[WRITTEN INSTRUCTION] Determine how many lines of the entries contain "Warmest". Reply with that number alone.
* Start *
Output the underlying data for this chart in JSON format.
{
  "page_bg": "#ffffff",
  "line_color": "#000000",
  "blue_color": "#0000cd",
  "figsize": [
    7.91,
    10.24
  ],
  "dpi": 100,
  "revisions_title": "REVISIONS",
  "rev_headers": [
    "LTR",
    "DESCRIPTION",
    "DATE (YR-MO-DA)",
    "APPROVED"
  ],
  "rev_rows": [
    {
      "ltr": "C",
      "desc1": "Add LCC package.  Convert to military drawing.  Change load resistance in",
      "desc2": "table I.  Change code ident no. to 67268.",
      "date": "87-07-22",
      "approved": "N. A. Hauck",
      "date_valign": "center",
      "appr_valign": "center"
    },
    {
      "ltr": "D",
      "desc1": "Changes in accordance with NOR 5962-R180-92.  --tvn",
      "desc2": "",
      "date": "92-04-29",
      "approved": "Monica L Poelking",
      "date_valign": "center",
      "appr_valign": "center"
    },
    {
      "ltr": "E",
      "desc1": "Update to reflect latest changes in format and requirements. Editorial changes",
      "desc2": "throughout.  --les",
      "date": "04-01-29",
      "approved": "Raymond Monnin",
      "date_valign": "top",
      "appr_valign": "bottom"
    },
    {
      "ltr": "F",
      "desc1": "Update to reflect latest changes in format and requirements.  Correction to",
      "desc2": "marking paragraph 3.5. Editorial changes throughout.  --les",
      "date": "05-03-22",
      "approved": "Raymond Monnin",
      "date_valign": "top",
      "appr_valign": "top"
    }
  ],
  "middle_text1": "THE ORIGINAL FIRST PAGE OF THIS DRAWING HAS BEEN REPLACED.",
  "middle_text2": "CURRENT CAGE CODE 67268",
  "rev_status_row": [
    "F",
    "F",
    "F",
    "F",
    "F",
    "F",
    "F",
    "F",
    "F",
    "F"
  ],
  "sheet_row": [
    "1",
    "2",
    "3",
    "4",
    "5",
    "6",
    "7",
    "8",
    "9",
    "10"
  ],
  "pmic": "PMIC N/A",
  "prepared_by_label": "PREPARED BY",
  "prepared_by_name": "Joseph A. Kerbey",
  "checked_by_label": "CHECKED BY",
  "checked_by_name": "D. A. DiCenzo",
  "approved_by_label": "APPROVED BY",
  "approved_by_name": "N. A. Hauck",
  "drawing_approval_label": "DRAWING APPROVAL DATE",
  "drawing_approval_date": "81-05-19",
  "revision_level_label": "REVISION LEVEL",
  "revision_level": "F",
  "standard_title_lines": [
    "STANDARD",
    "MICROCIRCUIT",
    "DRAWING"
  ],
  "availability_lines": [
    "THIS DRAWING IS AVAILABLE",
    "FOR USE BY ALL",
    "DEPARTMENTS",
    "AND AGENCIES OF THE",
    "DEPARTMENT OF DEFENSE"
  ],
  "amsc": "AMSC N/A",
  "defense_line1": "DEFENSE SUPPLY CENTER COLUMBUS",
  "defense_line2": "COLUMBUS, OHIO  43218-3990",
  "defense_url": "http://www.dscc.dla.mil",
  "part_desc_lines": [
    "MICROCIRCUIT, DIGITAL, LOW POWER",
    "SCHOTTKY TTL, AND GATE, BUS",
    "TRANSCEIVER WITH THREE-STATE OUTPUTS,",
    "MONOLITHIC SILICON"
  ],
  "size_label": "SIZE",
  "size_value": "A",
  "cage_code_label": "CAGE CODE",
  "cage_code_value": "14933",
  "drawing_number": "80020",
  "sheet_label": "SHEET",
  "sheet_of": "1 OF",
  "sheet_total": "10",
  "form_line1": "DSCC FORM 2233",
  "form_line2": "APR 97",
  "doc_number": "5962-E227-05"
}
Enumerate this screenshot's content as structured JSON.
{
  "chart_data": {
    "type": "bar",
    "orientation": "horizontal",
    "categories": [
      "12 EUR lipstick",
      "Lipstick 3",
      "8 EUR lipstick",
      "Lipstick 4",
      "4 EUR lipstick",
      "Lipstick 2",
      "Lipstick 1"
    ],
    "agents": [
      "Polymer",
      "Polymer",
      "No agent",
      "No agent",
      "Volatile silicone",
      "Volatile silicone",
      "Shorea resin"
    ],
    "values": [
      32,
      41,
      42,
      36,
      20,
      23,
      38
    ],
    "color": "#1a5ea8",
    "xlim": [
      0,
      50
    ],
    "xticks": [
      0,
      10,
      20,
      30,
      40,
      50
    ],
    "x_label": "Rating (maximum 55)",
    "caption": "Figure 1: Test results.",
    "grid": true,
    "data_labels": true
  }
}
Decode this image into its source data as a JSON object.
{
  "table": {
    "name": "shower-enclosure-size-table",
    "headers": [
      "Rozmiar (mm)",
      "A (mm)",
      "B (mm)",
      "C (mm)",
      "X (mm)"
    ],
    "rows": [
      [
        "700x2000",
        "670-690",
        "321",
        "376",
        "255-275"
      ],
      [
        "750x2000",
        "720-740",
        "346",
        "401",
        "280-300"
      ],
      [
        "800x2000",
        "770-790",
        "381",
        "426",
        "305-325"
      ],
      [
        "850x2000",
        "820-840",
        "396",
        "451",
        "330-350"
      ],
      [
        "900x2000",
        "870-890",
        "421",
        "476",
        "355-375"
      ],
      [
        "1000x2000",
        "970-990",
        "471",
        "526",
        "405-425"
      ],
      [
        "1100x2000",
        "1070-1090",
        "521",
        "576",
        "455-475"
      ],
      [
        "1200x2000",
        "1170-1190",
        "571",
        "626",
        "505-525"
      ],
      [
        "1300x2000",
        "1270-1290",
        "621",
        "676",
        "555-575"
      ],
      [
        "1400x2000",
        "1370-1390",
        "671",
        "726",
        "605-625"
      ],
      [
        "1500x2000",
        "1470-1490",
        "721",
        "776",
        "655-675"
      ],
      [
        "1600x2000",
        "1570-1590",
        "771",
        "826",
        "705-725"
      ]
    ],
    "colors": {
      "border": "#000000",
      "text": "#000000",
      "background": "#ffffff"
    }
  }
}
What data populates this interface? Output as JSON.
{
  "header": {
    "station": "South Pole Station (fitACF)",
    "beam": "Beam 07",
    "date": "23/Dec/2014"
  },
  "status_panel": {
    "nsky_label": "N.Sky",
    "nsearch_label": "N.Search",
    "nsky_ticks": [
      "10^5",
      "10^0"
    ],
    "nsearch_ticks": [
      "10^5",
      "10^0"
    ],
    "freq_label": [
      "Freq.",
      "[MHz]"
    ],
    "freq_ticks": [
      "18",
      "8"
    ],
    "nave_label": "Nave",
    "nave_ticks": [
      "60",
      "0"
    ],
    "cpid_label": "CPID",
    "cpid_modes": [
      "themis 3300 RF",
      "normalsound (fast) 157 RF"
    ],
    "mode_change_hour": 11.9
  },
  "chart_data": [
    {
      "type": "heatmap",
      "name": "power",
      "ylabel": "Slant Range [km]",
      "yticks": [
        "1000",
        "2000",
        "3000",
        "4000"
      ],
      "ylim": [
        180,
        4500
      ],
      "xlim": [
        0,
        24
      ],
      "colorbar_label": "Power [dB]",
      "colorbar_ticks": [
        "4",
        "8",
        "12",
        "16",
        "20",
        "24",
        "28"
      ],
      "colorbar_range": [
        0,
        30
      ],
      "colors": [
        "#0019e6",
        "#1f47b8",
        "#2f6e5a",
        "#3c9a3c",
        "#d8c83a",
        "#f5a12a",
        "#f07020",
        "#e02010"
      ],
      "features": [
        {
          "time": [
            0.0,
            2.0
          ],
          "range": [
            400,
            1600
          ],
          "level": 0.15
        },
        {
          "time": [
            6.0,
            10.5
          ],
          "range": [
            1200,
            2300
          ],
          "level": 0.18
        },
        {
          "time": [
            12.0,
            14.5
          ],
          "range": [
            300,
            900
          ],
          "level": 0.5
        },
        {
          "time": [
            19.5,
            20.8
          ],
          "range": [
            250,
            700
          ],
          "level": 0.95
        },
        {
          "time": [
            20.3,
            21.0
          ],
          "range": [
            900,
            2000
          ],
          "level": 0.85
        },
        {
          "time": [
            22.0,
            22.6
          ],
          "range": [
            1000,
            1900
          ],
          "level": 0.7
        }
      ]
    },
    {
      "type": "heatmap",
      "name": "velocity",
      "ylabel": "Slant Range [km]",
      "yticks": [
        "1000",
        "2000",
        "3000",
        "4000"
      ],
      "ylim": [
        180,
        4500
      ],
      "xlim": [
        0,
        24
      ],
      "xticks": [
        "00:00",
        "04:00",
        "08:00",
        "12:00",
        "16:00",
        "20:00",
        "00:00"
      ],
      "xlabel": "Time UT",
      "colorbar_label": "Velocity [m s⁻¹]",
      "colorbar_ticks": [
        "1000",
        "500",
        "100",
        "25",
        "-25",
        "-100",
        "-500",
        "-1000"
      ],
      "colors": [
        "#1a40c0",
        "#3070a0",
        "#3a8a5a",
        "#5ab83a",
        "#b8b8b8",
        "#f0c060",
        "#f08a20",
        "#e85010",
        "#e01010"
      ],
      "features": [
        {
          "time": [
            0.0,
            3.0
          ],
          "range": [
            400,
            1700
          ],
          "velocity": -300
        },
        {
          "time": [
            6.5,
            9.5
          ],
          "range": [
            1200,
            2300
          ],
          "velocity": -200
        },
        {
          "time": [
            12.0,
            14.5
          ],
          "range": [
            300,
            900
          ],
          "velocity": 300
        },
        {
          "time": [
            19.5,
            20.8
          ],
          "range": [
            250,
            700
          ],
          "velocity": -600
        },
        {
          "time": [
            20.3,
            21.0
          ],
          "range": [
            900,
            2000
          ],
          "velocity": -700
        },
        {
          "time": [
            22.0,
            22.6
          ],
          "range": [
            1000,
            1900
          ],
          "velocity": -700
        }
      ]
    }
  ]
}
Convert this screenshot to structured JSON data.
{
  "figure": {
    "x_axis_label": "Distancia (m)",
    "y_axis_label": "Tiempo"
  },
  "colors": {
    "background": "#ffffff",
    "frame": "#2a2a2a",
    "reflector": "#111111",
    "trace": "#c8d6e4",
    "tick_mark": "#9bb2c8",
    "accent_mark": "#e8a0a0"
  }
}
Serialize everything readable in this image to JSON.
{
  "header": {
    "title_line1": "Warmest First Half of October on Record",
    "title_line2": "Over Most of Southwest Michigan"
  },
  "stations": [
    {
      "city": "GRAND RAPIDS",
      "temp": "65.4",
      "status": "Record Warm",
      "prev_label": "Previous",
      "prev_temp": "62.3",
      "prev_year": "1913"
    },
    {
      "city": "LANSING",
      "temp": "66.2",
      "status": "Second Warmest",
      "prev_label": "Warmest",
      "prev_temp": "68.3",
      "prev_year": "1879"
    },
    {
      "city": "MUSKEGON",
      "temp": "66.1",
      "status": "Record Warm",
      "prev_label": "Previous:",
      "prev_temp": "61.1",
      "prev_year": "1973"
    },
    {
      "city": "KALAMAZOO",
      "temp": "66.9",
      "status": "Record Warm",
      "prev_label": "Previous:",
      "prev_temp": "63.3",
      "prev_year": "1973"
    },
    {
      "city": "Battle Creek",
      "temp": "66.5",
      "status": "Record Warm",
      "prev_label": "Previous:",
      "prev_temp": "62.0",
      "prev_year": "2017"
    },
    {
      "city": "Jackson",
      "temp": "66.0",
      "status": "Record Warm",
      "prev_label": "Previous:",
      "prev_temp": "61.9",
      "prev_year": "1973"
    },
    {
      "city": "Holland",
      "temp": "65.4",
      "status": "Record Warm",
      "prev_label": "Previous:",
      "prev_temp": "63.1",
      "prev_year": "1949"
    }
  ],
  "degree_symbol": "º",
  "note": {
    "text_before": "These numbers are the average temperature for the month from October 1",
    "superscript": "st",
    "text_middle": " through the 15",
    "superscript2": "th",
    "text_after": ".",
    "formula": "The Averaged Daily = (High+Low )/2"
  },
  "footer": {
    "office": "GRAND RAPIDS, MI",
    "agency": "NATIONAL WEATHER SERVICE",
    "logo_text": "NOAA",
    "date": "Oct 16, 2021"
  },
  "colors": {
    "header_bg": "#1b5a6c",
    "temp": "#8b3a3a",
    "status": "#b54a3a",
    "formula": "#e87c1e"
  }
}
* End *
[THE RESPONSE] 3